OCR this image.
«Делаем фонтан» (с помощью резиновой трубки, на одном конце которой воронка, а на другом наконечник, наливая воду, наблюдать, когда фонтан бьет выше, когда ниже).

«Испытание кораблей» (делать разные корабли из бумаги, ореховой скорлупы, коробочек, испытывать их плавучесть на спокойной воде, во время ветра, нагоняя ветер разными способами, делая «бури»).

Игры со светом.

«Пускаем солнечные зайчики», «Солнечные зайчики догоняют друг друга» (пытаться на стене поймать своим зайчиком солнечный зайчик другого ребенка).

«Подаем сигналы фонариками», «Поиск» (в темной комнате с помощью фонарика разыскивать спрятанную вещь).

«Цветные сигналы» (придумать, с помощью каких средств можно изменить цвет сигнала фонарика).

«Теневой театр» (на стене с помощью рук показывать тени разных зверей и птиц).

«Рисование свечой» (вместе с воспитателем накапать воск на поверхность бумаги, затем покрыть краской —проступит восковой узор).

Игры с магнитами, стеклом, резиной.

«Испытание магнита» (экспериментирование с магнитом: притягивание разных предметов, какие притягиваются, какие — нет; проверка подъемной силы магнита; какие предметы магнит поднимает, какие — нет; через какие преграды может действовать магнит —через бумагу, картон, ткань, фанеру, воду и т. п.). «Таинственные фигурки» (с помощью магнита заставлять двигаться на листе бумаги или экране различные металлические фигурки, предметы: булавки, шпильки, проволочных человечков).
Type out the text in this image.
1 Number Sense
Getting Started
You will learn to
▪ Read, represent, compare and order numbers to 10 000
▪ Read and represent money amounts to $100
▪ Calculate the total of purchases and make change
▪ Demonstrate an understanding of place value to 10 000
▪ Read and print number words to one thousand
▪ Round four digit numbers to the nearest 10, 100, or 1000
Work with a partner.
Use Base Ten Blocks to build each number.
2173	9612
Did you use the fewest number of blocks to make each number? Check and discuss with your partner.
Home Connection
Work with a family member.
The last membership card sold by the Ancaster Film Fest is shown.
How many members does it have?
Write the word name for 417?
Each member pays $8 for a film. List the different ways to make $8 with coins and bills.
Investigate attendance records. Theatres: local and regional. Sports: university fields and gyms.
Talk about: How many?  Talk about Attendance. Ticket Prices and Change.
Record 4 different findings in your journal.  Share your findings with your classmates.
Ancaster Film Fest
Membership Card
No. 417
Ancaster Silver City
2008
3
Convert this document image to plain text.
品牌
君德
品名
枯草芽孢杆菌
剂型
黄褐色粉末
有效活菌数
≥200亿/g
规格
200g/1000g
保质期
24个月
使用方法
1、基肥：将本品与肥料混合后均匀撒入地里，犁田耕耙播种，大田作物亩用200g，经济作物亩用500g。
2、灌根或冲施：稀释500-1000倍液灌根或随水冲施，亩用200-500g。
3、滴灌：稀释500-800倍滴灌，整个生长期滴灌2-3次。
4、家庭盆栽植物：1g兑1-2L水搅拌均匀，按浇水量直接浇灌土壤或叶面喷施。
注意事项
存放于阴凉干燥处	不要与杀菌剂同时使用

WHAT TO PRODUCE - Repeat exactly the lines from the line containing "Convert this document image to plain text." through the last line of the records above, including both, and nothing else.

ANSWER TO THE EXERCISE -
Convert this document image to plain text.
品牌
君德
品名
枯草芽孢杆菌
剂型
黄褐色粉末
有效活菌数
≥200亿/g
规格
200g/1000g
保质期
24个月
使用方法
1、基肥：将本品与肥料混合后均匀撒入地里，犁田耕耙播种，大田作物亩用200g，经济作物亩用500g。
2、灌根或冲施：稀释500-1000倍液灌根或随水冲施，亩用200-500g。
3、滴灌：稀释500-800倍滴灌，整个生长期滴灌2-3次。
4、家庭盆栽植物：1g兑1-2L水搅拌均匀，按浇水量直接浇灌土壤或叶面喷施。
注意事项
存放于阴凉干燥处	不要与杀菌剂同时使用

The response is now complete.